→ **EXERCISE DETAILS**
Each entry should be quoted word for word, including every mark of punctuation.

→ **INFORMATION PROVIDED**
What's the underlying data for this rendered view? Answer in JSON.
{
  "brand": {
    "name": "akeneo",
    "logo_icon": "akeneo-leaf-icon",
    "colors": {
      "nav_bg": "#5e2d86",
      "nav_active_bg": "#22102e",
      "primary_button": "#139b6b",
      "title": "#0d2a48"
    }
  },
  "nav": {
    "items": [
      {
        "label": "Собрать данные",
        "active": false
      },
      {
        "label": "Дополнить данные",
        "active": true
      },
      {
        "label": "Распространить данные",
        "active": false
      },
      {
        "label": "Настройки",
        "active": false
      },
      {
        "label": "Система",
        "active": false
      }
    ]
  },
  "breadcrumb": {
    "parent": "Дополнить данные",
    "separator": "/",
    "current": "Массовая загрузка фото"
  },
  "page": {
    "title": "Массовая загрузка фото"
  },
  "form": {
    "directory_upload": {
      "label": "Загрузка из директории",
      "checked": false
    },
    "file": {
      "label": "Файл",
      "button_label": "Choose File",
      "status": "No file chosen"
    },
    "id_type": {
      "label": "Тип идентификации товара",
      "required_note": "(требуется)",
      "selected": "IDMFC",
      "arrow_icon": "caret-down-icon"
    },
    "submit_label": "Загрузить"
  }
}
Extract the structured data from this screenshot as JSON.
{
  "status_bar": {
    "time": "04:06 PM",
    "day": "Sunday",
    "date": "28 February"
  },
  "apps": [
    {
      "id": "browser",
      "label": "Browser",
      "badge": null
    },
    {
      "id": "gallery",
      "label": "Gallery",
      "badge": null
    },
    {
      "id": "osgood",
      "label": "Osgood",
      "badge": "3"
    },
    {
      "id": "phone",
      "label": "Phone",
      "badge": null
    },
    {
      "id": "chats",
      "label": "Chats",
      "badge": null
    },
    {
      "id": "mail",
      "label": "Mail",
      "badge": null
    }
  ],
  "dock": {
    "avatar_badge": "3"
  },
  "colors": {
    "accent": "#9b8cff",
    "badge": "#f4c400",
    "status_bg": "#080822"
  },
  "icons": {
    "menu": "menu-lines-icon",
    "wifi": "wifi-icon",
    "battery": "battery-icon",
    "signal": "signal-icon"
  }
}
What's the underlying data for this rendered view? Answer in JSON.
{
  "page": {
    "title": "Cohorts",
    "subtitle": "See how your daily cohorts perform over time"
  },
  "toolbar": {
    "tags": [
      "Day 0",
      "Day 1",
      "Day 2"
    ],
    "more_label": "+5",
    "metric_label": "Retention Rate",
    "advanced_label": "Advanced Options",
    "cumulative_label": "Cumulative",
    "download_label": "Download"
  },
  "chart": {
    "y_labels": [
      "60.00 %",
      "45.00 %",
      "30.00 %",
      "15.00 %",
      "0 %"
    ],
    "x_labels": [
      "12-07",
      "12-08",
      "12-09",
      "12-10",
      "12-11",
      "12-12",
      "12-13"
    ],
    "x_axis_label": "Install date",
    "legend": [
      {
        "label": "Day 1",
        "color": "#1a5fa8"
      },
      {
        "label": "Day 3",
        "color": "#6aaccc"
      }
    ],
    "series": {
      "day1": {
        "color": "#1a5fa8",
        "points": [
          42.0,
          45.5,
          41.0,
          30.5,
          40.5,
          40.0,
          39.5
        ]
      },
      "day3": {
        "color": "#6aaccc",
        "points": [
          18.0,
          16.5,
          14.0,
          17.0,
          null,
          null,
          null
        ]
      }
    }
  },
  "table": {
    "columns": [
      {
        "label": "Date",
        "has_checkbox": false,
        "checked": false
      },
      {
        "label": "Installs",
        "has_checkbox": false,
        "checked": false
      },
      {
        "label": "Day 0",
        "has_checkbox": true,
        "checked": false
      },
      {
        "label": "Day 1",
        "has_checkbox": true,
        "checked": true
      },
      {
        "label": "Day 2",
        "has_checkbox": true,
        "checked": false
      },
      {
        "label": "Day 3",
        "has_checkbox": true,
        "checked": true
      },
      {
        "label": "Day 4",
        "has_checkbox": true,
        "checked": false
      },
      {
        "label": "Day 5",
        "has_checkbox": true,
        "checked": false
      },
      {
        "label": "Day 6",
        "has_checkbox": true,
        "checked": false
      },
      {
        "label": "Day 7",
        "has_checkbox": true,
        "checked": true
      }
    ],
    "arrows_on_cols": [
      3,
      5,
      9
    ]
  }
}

→ **RESPONSE**
What's the underlying data for this rendered view? Answer in JSON.
{
  "brand": {
    "name": "akeneo",
    "logo_icon": "akeneo-leaf-icon",
    "colors": {
      "nav_bg": "#5e2d86",
      "nav_active_bg": "#22102e",
      "primary_button": "#139b6b",
      "title": "#0d2a48"
    }
  },
  "nav": {
    "items": [
      {
        "label": "Собрать данные",
        "active": false
      },
      {
        "label": "Дополнить данные",
        "active": true
      },
      {
        "label": "Распространить данные",
        "active": false
      },
      {
        "label": "Настройки",
        "active": false
      },
      {
        "label": "Система",
        "active": false
      }
    ]
  },
  "breadcrumb": {
    "parent": "Дополнить данные",
    "separator": "/",
    "current": "Массовая загрузка фото"
  },
  "page": {
    "title": "Массовая загрузка фото"
  },
  "form": {
    "directory_upload": {
      "label": "Загрузка из директории",
      "checked": false
    },
    "file": {
      "label": "Файл",
      "button_label": "Choose File",
      "status": "No file chosen"
    },
    "id_type": {
      "label": "Тип идентификации товара",
      "required_note": "(требуется)",
      "selected": "IDMFC",
      "arrow_icon": "caret-down-icon"
    },
    "submit_label": "Загрузить"
  }
}
Extract the structured data from this screenshot as JSON.
{
  "status_bar": {
    "time": "04:06 PM",
    "day": "Sunday",
    "date": "28 February"
  },
  "apps": [
    {
      "id": "browser",
      "label": "Browser",
      "badge": null
    },
    {
      "id": "gallery",
      "label": "Gallery",
      "badge": null
    },
    {
      "id": "osgood",
      "label": "Osgood",
      "badge": "3"
    },
    {
      "id": "phone",
      "label": "Phone",
      "badge": null
    },
    {
      "id": "chats",
      "label": "Chats",
      "badge": null
    },
    {
      "id": "mail",
      "label": "Mail",
      "badge": null
    }
  ],
  "dock": {
    "avatar_badge": "3"
  },
  "colors": {
    "accent": "#9b8cff",
    "badge": "#f4c400",
    "status_bg": "#080822"
  },
  "icons": {
    "menu": "menu-lines-icon",
    "wifi": "wifi-icon",
    "battery": "battery-icon",
    "signal": "signal-icon"
  }
}
What's the underlying data for this rendered view? Answer in JSON.
{
  "page": {
    "title": "Cohorts",
    "subtitle": "See how your daily cohorts perform over time"
  },
  "toolbar": {
    "tags": [
      "Day 0",
      "Day 1",
      "Day 2"
    ],
    "more_label": "+5",
    "metric_label": "Retention Rate",
    "advanced_label": "Advanced Options",
    "cumulative_label": "Cumulative",
    "download_label": "Download"
  },
  "chart": {
    "y_labels": [
      "60.00 %",
      "45.00 %",
      "30.00 %",
      "15.00 %",
      "0 %"
    ],
    "x_labels": [
      "12-07",
      "12-08",
      "12-09",
      "12-10",
      "12-11",
      "12-12",
      "12-13"
    ],
    "x_axis_label": "Install date",
    "legend": [
      {
        "label": "Day 1",
        "color": "#1a5fa8"
      },
      {
        "label": "Day 3",
        "color": "#6aaccc"
      }
    ],
    "series": {
      "day1": {
        "color": "#1a5fa8",
        "points": [
          42.0,
          45.5,
          41.0,
          30.5,
          40.5,
          40.0,
          39.5
        ]
      },
      "day3": {
        "color": "#6aaccc",
        "points": [
          18.0,
          16.5,
          14.0,
          17.0,
          null,
          null,
          null
        ]
      }
    }
  },
  "table": {
    "columns": [
      {
        "label": "Date",
        "has_checkbox": false,
        "checked": false
      },
      {
        "label": "Installs",
        "has_checkbox": false,
        "checked": false
      },
      {
        "label": "Day 0",
        "has_checkbox": true,
        "checked": false
      },
      {
        "label": "Day 1",
        "has_checkbox": true,
        "checked": true
      },
      {
        "label": "Day 2",
        "has_checkbox": true,
        "checked": false
      },
      {
        "label": "Day 3",
        "has_checkbox": true,
        "checked": true
      },
      {
        "label": "Day 4",
        "has_checkbox": true,
        "checked": false
      },
      {
        "label": "Day 5",
        "has_checkbox": true,
        "checked": false
      },
      {
        "label": "Day 6",
        "has_checkbox": true,
        "checked": false
      },
      {
        "label": "Day 7",
        "has_checkbox": true,
        "checked": true
      }
    ],
    "arrows_on_cols": [
      3,
      5,
      9
    ]
  }
}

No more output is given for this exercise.